How many lines of the records below contain the word "name"? Answer with the number alone.

Records for the task:
######

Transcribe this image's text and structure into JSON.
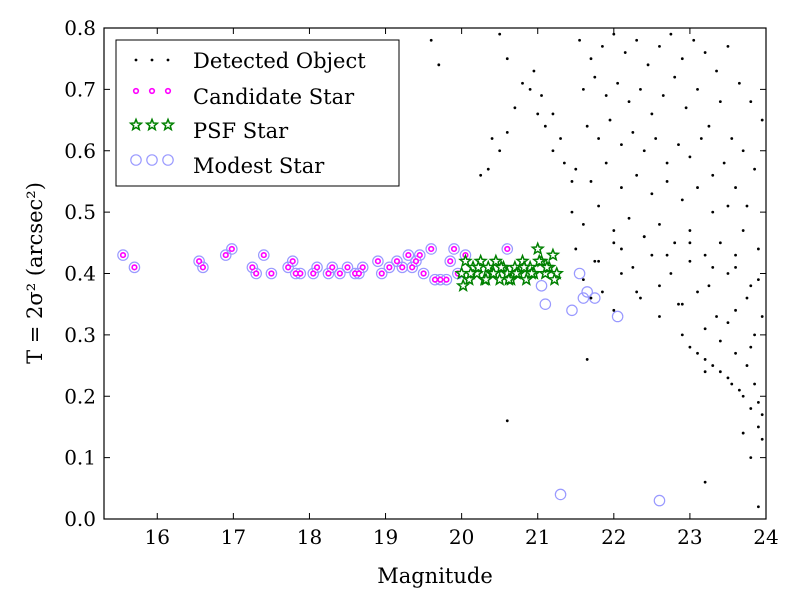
{
  "chart_data": {
    "type": "scatter",
    "title": "",
    "xlabel": "Magnitude",
    "ylabel": "T = 2σ² (arcsec²)",
    "xlim": [
      15.3,
      24.0
    ],
    "ylim": [
      0.0,
      0.8
    ],
    "xticks": [
      16,
      17,
      18,
      19,
      20,
      21,
      22,
      23,
      24
    ],
    "yticks": [
      0.0,
      0.1,
      0.2,
      0.3,
      0.4,
      0.5,
      0.6,
      0.7,
      0.8
    ],
    "grid": false,
    "legend_position": "top-left",
    "series": [
      {
        "name": "Detected Object",
        "marker": "dot",
        "color": "#000000",
        "x": [
          21.55,
          21.7,
          21.85,
          22.0,
          22.15,
          22.3,
          22.45,
          22.6,
          22.75,
          22.9,
          23.05,
          23.2,
          23.35,
          23.5,
          23.65,
          23.8,
          23.95,
          21.6,
          21.75,
          21.9,
          22.05,
          22.2,
          22.35,
          22.5,
          22.65,
          22.8,
          22.95,
          23.1,
          23.25,
          23.4,
          23.55,
          23.7,
          23.85,
          21.65,
          21.8,
          21.95,
          22.1,
          22.25,
          22.4,
          22.55,
          22.7,
          22.85,
          23.0,
          23.15,
          23.3,
          23.45,
          23.6,
          23.75,
          21.5,
          21.7,
          21.9,
          22.1,
          22.3,
          22.5,
          22.7,
          22.9,
          23.1,
          23.3,
          23.5,
          23.7,
          23.9,
          21.45,
          21.6,
          21.8,
          22.0,
          22.2,
          22.4,
          22.6,
          22.8,
          23.0,
          23.2,
          23.4,
          23.6,
          23.8,
          21.5,
          21.75,
          22.0,
          22.25,
          22.5,
          22.75,
          23.0,
          23.25,
          23.5,
          23.75,
          23.95,
          21.6,
          21.85,
          22.1,
          22.35,
          22.6,
          22.85,
          23.1,
          23.35,
          23.6,
          23.85,
          21.7,
          22.0,
          22.3,
          22.6,
          22.9,
          23.2,
          23.5,
          23.8,
          21.8,
          22.1,
          22.4,
          22.7,
          23.0,
          23.3,
          23.6,
          23.9,
          20.95,
          21.05,
          21.2,
          21.3,
          21.35,
          21.45,
          20.8,
          20.7,
          20.6,
          20.5,
          20.4,
          20.35,
          20.25,
          19.6,
          19.7,
          20.5,
          20.6,
          20.9,
          21.0,
          21.1,
          21.2,
          23.0,
          23.2,
          23.4,
          23.55,
          23.7,
          23.8,
          23.9,
          23.95,
          22.9,
          23.1,
          23.3,
          23.5,
          23.65,
          23.75,
          23.85,
          23.9,
          23.95,
          23.6,
          23.4,
          23.2,
          23.7,
          20.6,
          21.65,
          23.2,
          23.8,
          23.9
        ],
        "y": [
          0.78,
          0.75,
          0.77,
          0.79,
          0.76,
          0.78,
          0.74,
          0.77,
          0.79,
          0.75,
          0.78,
          0.76,
          0.73,
          0.77,
          0.71,
          0.68,
          0.65,
          0.7,
          0.72,
          0.69,
          0.71,
          0.68,
          0.7,
          0.66,
          0.69,
          0.72,
          0.67,
          0.7,
          0.64,
          0.68,
          0.62,
          0.6,
          0.57,
          0.64,
          0.62,
          0.65,
          0.61,
          0.63,
          0.6,
          0.62,
          0.58,
          0.61,
          0.59,
          0.62,
          0.56,
          0.58,
          0.54,
          0.51,
          0.57,
          0.55,
          0.58,
          0.54,
          0.56,
          0.53,
          0.55,
          0.52,
          0.54,
          0.5,
          0.51,
          0.47,
          0.44,
          0.5,
          0.48,
          0.51,
          0.47,
          0.49,
          0.46,
          0.48,
          0.45,
          0.47,
          0.43,
          0.45,
          0.41,
          0.38,
          0.44,
          0.42,
          0.45,
          0.41,
          0.43,
          0.4,
          0.42,
          0.38,
          0.4,
          0.36,
          0.33,
          0.39,
          0.37,
          0.4,
          0.36,
          0.38,
          0.35,
          0.37,
          0.33,
          0.34,
          0.3,
          0.36,
          0.34,
          0.37,
          0.33,
          0.35,
          0.31,
          0.32,
          0.28,
          0.42,
          0.44,
          0.46,
          0.43,
          0.45,
          0.41,
          0.43,
          0.39,
          0.73,
          0.69,
          0.66,
          0.62,
          0.58,
          0.55,
          0.71,
          0.67,
          0.63,
          0.6,
          0.62,
          0.57,
          0.56,
          0.78,
          0.74,
          0.79,
          0.75,
          0.7,
          0.66,
          0.64,
          0.6,
          0.28,
          0.26,
          0.24,
          0.22,
          0.2,
          0.18,
          0.15,
          0.13,
          0.3,
          0.27,
          0.25,
          0.23,
          0.21,
          0.25,
          0.22,
          0.19,
          0.17,
          0.27,
          0.29,
          0.24,
          0.14,
          0.16,
          0.26,
          0.06,
          0.1,
          0.02
        ]
      },
      {
        "name": "Candidate Star",
        "marker": "circle-small",
        "color": "#ff00ff",
        "x": [
          15.55,
          15.7,
          16.55,
          16.6,
          16.9,
          16.98,
          17.25,
          17.3,
          17.4,
          17.5,
          17.72,
          17.78,
          17.82,
          17.88,
          18.05,
          18.1,
          18.25,
          18.3,
          18.4,
          18.5,
          18.6,
          18.65,
          18.7,
          18.9,
          18.95,
          19.05,
          19.15,
          19.22,
          19.3,
          19.35,
          19.4,
          19.45,
          19.5,
          19.6,
          19.65,
          19.72,
          19.8,
          19.85,
          19.9,
          19.95,
          20.05,
          20.6
        ],
        "y": [
          0.43,
          0.41,
          0.42,
          0.41,
          0.43,
          0.44,
          0.41,
          0.4,
          0.43,
          0.4,
          0.41,
          0.42,
          0.4,
          0.4,
          0.4,
          0.41,
          0.4,
          0.41,
          0.4,
          0.41,
          0.4,
          0.4,
          0.41,
          0.42,
          0.4,
          0.41,
          0.42,
          0.41,
          0.43,
          0.41,
          0.42,
          0.43,
          0.4,
          0.44,
          0.39,
          0.39,
          0.39,
          0.42,
          0.44,
          0.4,
          0.43,
          0.44
        ]
      },
      {
        "name": "PSF Star",
        "marker": "star",
        "color": "#008000",
        "x": [
          20.0,
          20.05,
          20.1,
          20.15,
          20.2,
          20.25,
          20.3,
          20.35,
          20.4,
          20.45,
          20.5,
          20.55,
          20.6,
          20.65,
          20.7,
          20.75,
          20.8,
          20.85,
          20.9,
          20.95,
          21.0,
          21.05,
          21.1,
          21.15,
          21.2,
          21.25,
          20.02,
          20.12,
          20.22,
          20.32,
          20.42,
          20.52,
          20.62,
          20.72,
          20.82,
          20.92,
          21.02,
          21.12,
          21.22
        ],
        "y": [
          0.4,
          0.42,
          0.39,
          0.41,
          0.4,
          0.42,
          0.39,
          0.41,
          0.4,
          0.42,
          0.39,
          0.41,
          0.4,
          0.39,
          0.41,
          0.4,
          0.42,
          0.39,
          0.41,
          0.4,
          0.44,
          0.42,
          0.4,
          0.41,
          0.43,
          0.4,
          0.38,
          0.4,
          0.41,
          0.39,
          0.4,
          0.41,
          0.39,
          0.4,
          0.41,
          0.4,
          0.42,
          0.41,
          0.39
        ]
      },
      {
        "name": "Modest Star",
        "marker": "circle-open",
        "color": "#9999ff",
        "x": [
          15.55,
          15.7,
          16.55,
          16.6,
          16.9,
          16.98,
          17.25,
          17.3,
          17.4,
          17.5,
          17.72,
          17.78,
          17.82,
          17.88,
          18.05,
          18.1,
          18.25,
          18.3,
          18.4,
          18.5,
          18.6,
          18.65,
          18.7,
          18.9,
          18.95,
          19.05,
          19.15,
          19.22,
          19.3,
          19.35,
          19.4,
          19.45,
          19.5,
          19.6,
          19.65,
          19.72,
          19.8,
          19.85,
          19.9,
          19.95,
          20.05,
          20.6,
          21.05,
          21.1,
          21.45,
          21.55,
          21.6,
          21.65,
          21.75,
          22.05,
          21.3,
          22.6
        ],
        "y": [
          0.43,
          0.41,
          0.42,
          0.41,
          0.43,
          0.44,
          0.41,
          0.4,
          0.43,
          0.4,
          0.41,
          0.42,
          0.4,
          0.4,
          0.4,
          0.41,
          0.4,
          0.41,
          0.4,
          0.41,
          0.4,
          0.4,
          0.41,
          0.42,
          0.4,
          0.41,
          0.42,
          0.41,
          0.43,
          0.41,
          0.42,
          0.43,
          0.4,
          0.44,
          0.39,
          0.39,
          0.39,
          0.42,
          0.44,
          0.4,
          0.43,
          0.44,
          0.38,
          0.35,
          0.34,
          0.4,
          0.36,
          0.37,
          0.36,
          0.33,
          0.04,
          0.03
        ]
      }
    ]
  }
}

######

Result below: 4